Stored records
+ + +
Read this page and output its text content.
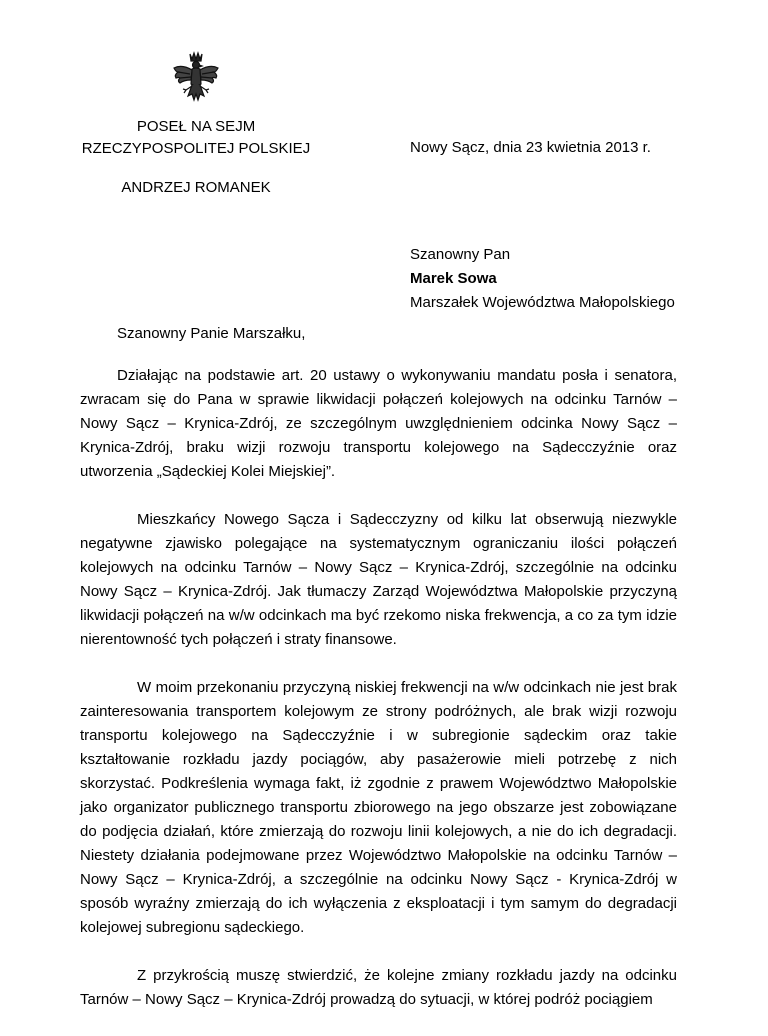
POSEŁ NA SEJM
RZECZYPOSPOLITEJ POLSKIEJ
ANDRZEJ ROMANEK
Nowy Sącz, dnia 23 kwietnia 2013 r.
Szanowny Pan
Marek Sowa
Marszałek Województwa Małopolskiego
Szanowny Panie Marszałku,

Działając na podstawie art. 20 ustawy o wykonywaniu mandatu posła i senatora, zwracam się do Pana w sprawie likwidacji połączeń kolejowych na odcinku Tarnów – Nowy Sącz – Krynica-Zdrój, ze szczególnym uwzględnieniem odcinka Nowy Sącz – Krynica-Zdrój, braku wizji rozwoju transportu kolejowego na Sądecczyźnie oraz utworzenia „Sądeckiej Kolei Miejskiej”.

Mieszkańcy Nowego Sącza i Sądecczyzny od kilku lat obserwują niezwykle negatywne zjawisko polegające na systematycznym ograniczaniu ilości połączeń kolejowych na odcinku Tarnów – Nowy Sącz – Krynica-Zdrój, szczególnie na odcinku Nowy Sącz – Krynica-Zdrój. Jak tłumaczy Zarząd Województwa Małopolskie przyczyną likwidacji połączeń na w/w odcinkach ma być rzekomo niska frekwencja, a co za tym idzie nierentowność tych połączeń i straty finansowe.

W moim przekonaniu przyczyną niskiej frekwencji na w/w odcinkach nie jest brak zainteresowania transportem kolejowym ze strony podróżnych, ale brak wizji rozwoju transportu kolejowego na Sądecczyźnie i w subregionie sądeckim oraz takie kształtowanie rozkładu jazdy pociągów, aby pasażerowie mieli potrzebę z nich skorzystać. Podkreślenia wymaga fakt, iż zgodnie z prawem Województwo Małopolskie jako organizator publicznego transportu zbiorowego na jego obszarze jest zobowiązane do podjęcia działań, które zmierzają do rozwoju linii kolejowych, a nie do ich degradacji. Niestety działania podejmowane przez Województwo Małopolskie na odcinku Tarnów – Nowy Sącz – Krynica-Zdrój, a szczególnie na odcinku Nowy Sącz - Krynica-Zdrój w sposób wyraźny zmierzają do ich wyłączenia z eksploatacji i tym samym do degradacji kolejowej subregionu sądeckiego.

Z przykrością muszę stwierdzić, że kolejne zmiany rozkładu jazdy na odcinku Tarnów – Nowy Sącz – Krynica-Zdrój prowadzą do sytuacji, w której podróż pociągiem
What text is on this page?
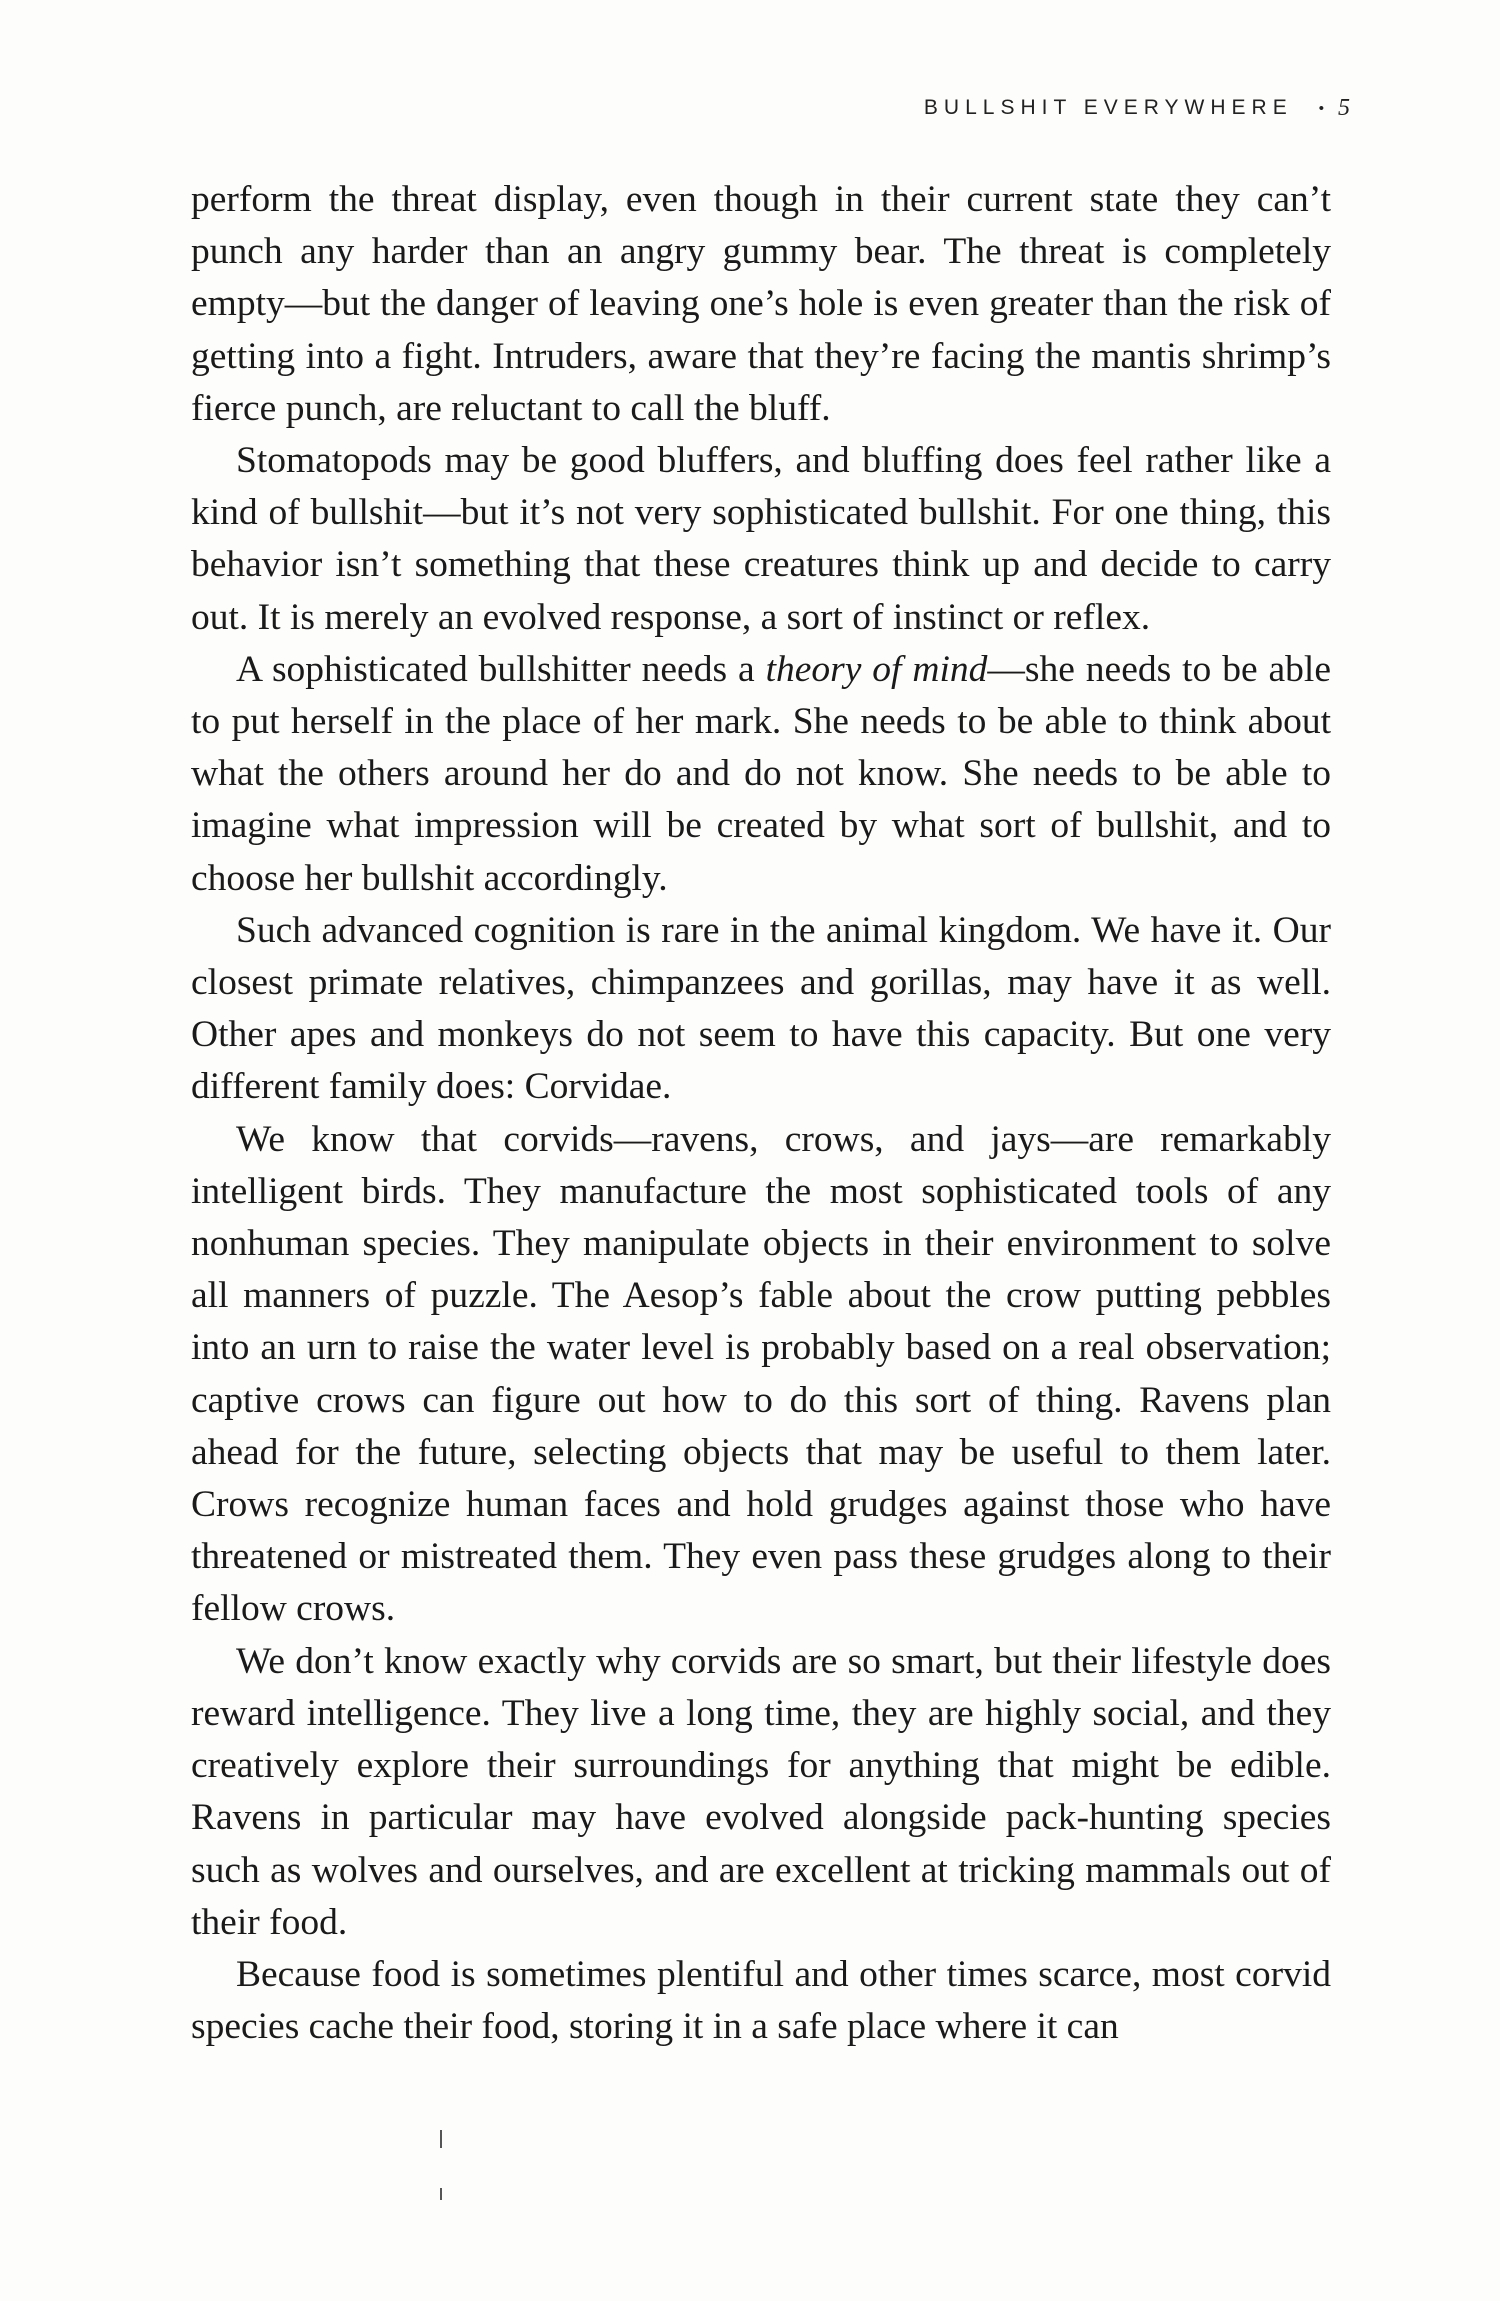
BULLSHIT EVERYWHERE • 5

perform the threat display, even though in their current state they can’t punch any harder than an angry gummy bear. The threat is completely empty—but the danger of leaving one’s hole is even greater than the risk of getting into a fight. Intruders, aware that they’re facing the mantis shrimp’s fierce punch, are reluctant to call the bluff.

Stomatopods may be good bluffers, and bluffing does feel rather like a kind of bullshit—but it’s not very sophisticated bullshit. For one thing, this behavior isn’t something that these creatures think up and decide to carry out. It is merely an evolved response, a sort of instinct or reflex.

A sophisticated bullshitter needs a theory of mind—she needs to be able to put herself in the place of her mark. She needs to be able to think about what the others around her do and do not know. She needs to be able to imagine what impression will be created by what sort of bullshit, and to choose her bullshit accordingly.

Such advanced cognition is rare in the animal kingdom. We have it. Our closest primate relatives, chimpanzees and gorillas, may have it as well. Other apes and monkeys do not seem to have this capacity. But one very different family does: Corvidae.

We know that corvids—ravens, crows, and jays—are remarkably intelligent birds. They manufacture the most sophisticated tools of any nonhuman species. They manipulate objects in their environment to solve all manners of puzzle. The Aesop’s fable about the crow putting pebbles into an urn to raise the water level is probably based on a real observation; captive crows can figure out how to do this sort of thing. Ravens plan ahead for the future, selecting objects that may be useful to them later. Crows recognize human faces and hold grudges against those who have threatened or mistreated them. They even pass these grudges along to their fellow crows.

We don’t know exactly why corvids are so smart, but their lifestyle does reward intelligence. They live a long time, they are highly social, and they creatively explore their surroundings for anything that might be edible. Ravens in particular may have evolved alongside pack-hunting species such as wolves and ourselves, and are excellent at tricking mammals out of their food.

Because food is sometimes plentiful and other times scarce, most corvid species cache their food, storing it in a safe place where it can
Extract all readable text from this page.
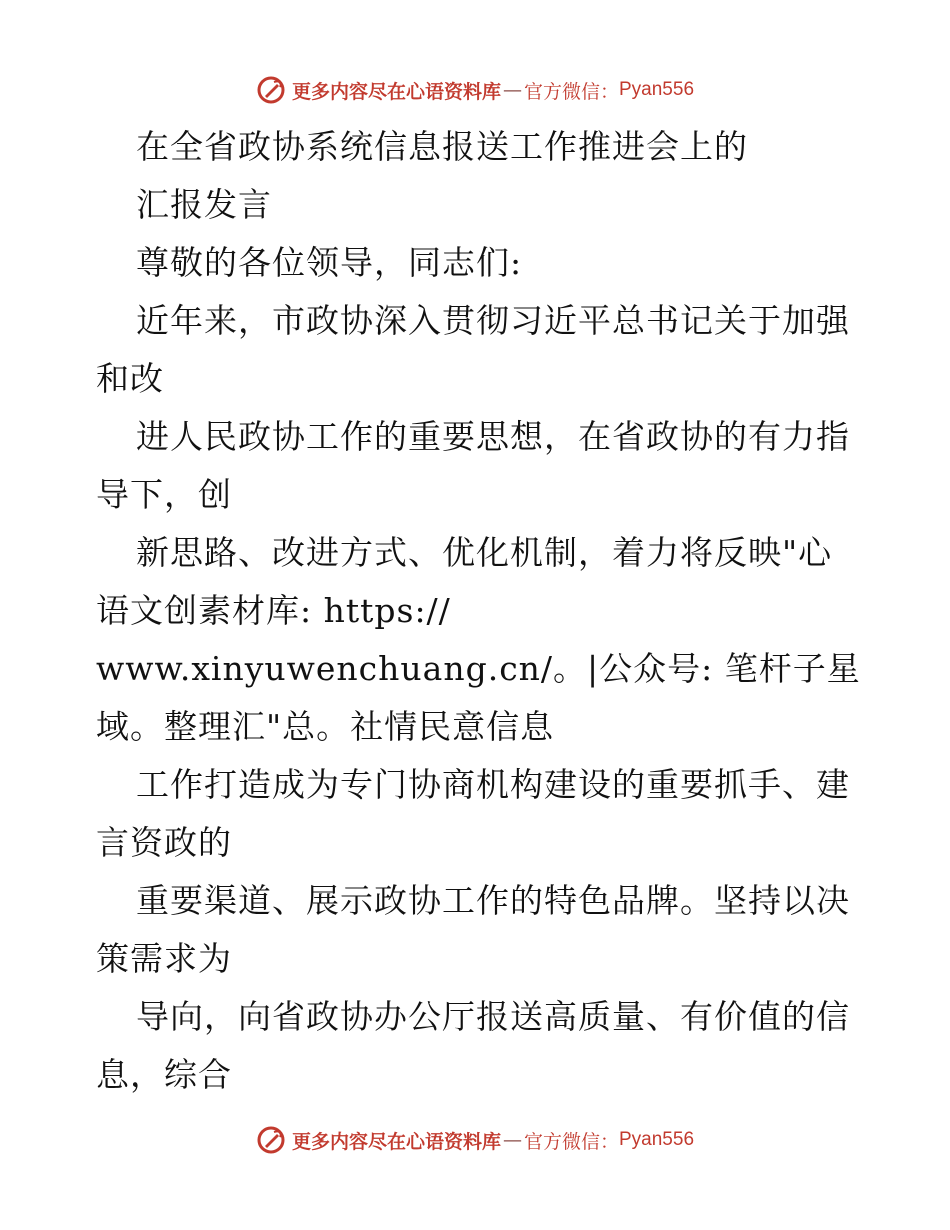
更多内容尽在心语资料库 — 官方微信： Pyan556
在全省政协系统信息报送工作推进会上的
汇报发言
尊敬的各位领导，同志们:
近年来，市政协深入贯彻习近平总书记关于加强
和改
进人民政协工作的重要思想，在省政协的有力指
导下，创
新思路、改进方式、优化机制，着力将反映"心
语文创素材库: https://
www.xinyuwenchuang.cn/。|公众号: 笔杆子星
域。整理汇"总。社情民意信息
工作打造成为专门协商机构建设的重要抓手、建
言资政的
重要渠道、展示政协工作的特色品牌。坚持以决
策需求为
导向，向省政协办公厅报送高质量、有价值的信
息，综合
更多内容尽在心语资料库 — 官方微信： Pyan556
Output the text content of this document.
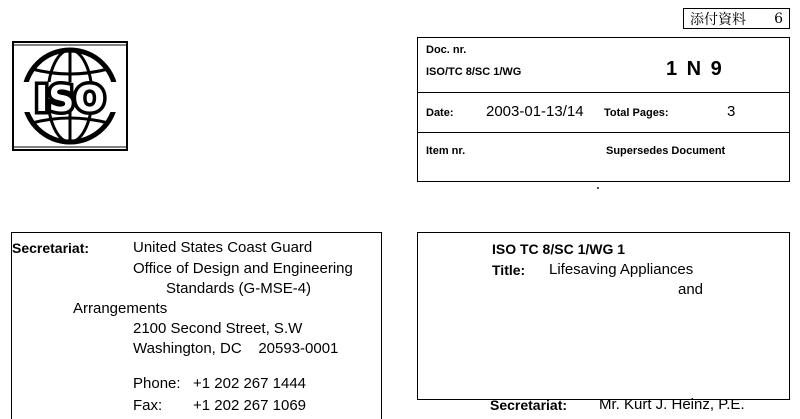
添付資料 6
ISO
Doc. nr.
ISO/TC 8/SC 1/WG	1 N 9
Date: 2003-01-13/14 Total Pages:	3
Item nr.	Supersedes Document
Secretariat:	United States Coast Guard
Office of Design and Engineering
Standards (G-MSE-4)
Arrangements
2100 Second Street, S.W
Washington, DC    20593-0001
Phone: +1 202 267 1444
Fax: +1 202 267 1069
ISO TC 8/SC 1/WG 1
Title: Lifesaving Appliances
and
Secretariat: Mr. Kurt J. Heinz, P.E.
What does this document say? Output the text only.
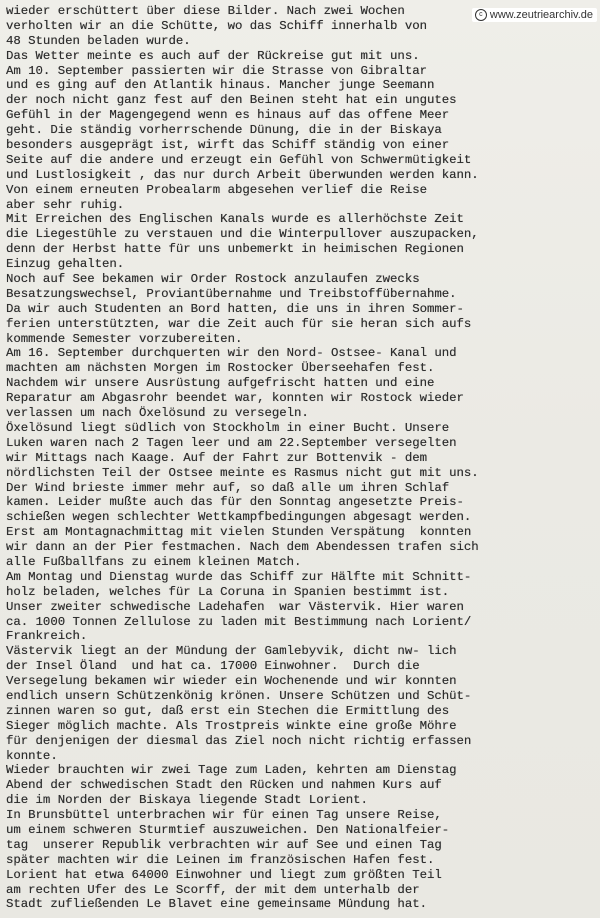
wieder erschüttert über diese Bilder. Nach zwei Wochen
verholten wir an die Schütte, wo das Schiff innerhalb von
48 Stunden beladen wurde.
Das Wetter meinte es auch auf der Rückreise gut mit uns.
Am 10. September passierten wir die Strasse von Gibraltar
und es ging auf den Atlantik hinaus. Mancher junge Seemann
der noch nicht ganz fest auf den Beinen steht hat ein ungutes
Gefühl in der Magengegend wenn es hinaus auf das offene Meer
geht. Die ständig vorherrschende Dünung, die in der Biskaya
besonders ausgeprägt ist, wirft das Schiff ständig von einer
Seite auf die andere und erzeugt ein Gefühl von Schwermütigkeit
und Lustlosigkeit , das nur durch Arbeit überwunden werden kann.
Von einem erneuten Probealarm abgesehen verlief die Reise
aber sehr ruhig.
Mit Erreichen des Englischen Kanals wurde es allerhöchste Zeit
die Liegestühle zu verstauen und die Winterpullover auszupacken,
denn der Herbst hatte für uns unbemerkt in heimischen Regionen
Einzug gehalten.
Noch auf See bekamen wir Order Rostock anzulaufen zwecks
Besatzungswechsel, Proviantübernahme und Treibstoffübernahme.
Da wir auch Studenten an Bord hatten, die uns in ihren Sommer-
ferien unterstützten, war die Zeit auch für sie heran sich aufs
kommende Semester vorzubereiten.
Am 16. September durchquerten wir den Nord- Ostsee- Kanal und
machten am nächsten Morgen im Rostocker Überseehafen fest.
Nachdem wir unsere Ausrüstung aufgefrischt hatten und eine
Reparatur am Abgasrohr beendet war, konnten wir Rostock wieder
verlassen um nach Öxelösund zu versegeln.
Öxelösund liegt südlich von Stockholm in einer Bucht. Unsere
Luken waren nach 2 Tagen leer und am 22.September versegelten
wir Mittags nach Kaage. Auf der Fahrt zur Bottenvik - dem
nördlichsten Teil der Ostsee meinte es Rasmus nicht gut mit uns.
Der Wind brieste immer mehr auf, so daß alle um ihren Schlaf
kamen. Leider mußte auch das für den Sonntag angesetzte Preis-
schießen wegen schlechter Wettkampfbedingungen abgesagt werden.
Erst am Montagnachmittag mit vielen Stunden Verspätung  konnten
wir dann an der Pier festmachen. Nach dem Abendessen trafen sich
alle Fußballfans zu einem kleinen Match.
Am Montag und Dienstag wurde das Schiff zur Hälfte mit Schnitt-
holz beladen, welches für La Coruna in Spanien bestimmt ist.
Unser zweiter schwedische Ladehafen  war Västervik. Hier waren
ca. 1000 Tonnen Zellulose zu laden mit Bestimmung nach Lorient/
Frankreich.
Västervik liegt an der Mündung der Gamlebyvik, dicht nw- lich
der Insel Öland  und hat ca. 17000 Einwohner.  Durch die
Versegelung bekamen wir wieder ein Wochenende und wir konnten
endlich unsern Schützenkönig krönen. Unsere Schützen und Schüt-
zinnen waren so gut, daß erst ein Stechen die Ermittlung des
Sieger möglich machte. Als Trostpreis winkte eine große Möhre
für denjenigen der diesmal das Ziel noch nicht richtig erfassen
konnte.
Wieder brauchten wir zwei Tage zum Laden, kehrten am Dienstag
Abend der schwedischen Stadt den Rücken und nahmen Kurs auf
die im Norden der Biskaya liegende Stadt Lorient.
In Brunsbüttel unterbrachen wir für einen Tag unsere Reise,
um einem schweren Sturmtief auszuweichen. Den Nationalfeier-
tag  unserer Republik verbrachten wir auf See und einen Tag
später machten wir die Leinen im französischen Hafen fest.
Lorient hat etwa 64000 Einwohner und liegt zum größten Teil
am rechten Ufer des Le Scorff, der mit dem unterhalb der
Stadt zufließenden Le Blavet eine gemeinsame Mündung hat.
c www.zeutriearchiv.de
+ + +
Exercise description
Show each line in the entries that holds the string "Teil".

Written reply
nördlichsten Teil der Ostsee meinte es Rasmus nicht gut mit uns.
Lorient hat etwa 64000 Einwohner und liegt zum größten Teil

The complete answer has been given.